• Document passage:
○ ○ ○ ○ ○ ○ ○
This matter comes before the Court on Plaintiffs Emergency Motion for Temporary Restraining Order and Preliminary Injunction. Paper #6. What is involved is an attempt to bar the Secretary of the Commonwealth (the “Secretary”) from proceeding with the performance of any contract (and contracts relating thereto) pursuant to the Elections RFR: Request for Voting System Equipped for Accessibility (the “RFR”) awarded to a company other than Diebold Election Systems, Inc. (“DESI”).
BACKGROUND
DESI’s complaint protests the procurement practices of the Secretary which led to DESI’s elimination from a competitive procurement process involving Massachusetts’s Voting Systems program. DESI claims that the Secretary acted contrary to law and regulations or arbitrarily and capriciously, without a rational basis, when he either: (a) purported to evaluate the proposals submitted by DESI and others pursuant to the Elections RFRfor “best value,” as required by the RFR and applicable law, but due to material and prejudicial errors in the evaluation failed to award the contract to the best value bidder, DESI; and/or (b) if the award was not based on best value, failed to issue a letter explaining the reasons for such an award; or (c) issued an RFR that failed to identify the relative weight of the evaluation criteria.
The RFR was issued over a year and a half ago, on July 18, 2005. It sought to procure voting systems for use by all voters, including those with disabilities. The Uniform Procurement Act, and regulations promulgated thereunder, are said to govern this RFR because it seeks to procure supplies and services that are in excess of $25,000. The RFR contemplates provision of the systems and support services to 351 local jurisdictions and approximately 1700 polling locations. It is said that the voting systems are to meet the federal requirements set forth in the Help America Vote Act of 2002 (“HAVA”), Pub. L. 107-252, Sec. 701, 42 U.S.C Sec. 15301 (2002).
The RFR requires vendors to deliver systems components, including equipment, hardware, software, and necessary components and perform required services to implement the new voting systems for the Commonwealth’s 351 municipalities.
○ ○ ○ ○ ○ ○ ○
• Information supplied:

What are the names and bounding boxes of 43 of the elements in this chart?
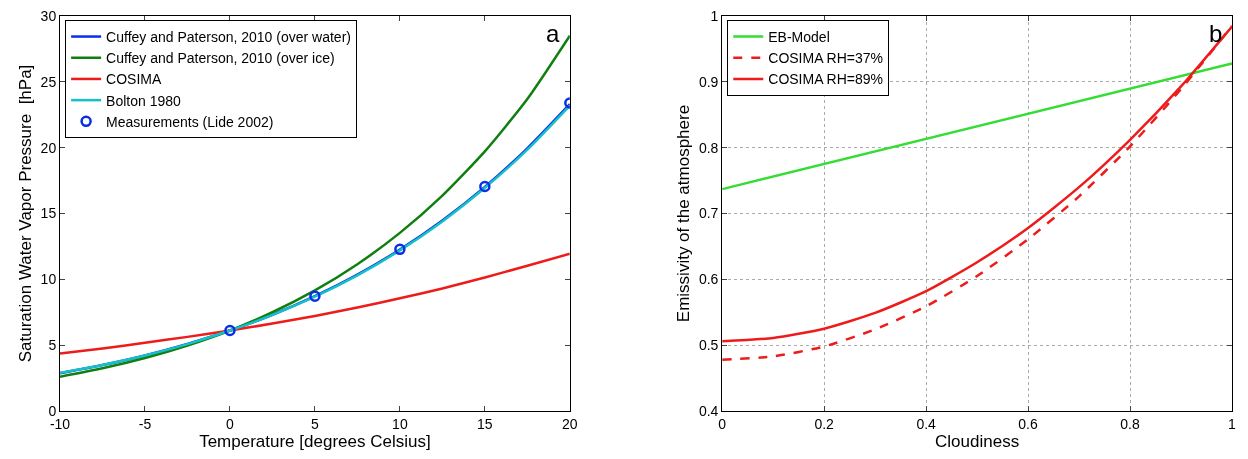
○ ○ ○ ○ ○ ○ ○
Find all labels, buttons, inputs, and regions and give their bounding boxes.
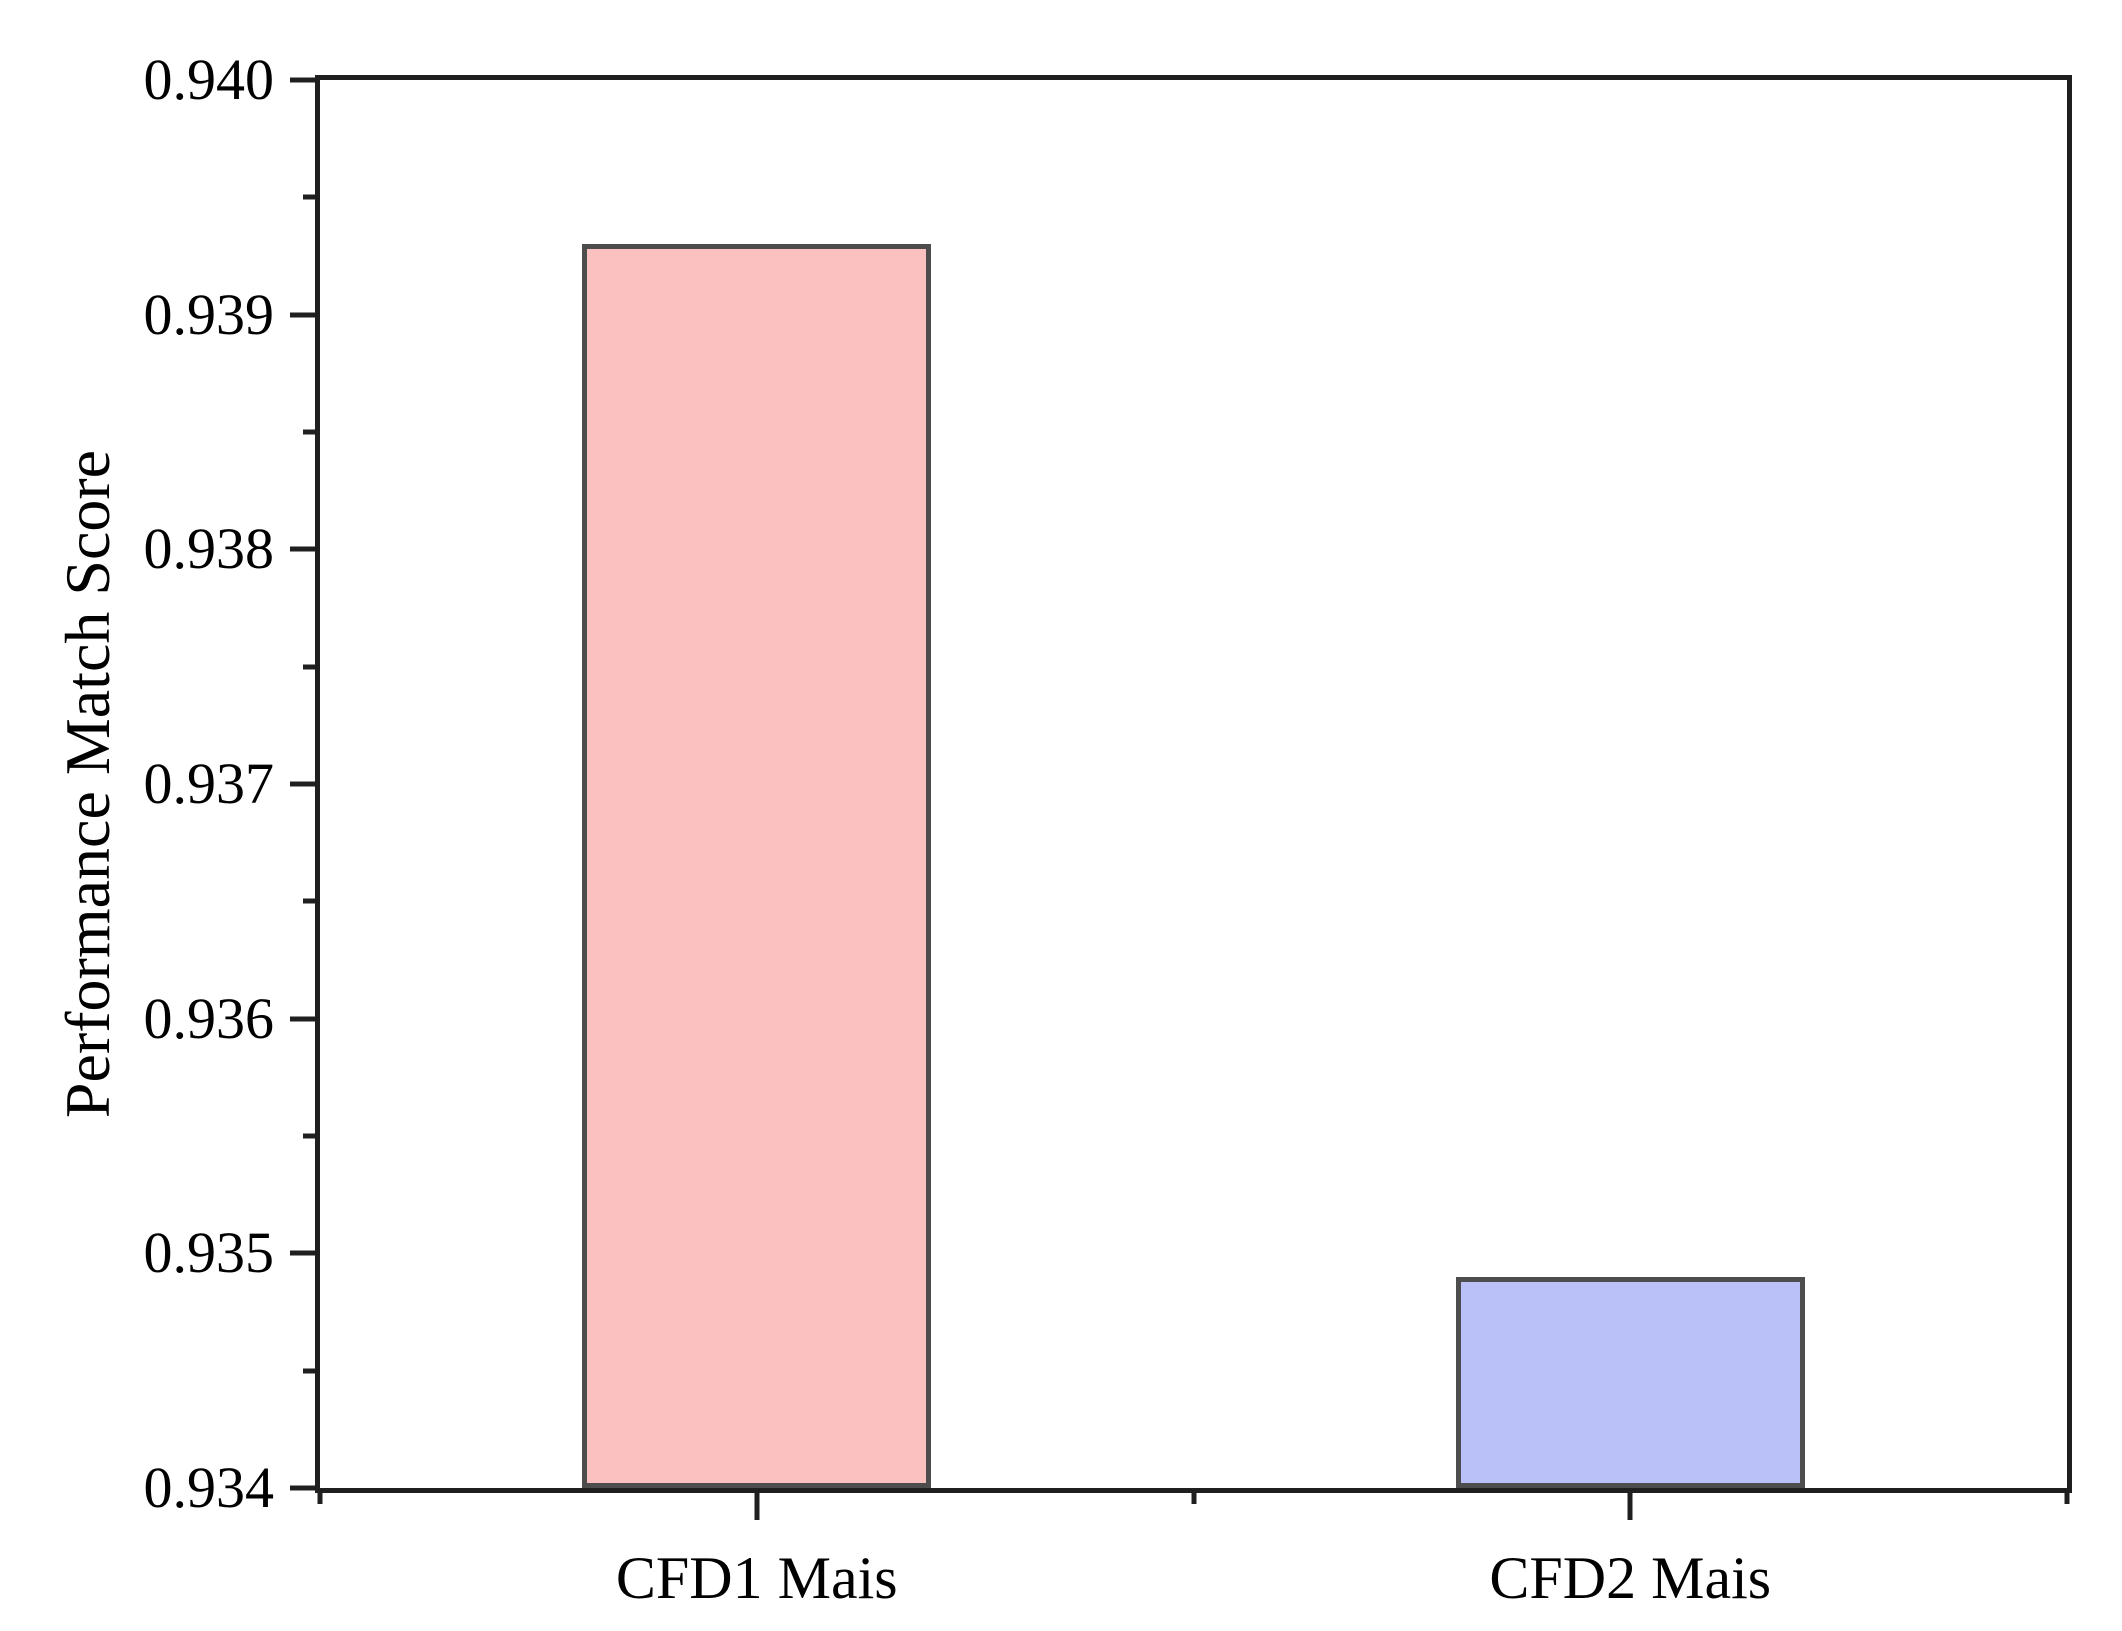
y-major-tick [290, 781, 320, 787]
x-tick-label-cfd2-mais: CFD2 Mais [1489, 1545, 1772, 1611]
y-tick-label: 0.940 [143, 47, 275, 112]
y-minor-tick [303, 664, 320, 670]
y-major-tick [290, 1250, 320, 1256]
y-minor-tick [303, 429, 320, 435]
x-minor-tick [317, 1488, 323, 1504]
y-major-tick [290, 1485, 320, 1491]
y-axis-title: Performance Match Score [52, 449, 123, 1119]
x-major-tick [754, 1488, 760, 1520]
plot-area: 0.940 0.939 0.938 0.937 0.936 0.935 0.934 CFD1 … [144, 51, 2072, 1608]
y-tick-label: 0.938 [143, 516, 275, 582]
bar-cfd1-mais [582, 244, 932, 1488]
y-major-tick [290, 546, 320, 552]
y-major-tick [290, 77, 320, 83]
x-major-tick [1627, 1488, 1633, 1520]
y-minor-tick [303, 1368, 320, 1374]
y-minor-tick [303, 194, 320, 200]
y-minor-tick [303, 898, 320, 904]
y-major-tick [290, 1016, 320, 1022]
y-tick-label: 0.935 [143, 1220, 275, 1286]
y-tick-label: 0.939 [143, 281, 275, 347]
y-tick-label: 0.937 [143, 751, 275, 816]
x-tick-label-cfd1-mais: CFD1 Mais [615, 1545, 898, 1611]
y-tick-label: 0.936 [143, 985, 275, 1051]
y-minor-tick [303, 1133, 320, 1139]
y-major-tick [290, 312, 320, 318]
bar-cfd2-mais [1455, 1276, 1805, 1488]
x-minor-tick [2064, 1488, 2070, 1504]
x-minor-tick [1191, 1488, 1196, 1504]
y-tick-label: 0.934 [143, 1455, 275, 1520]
○ ○ ○ ○ ○ ○ ○
• Instruction 1: Translate this sentence from the court passage into Spanish: "The RFR was issued over a year and a half ago, on July 18, 2005."
• Instruction 2: Substitute "polling places" for "polling locations" and reproduce the court passage between "The RFR was" and "Commonwealth’s 351 municipalities.", inclusive.

• Correct output 1: La RFR se emitió hace más de un año y medio, el 18 de julio de 2005.

• Correct output 2:
The RFR was issued over a year and a half ago, on July 18, 2005. It sought to procure voting systems for use by all voters, including those with disabilities. The Uniform Procurement Act, and regulations promulgated thereunder, are said to govern this RFR because it seeks to procure supplies and services that are in excess of $25,000. The RFR contemplates provision of the systems and support services to 351 local jurisdictions and approximately 1700 polling places. It is said that the voting systems are to meet the federal requirements set forth in the Help America Vote Act of 2002 (“HAVA”), Pub. L. 107-252, Sec. 701, 42 U.S.C Sec. 15301 (2002).
The RFR requires vendors to deliver systems components, including equipment, hardware, software, and necessary components and perform required services to implement the new voting systems for the Commonwealth’s 351 municipalities.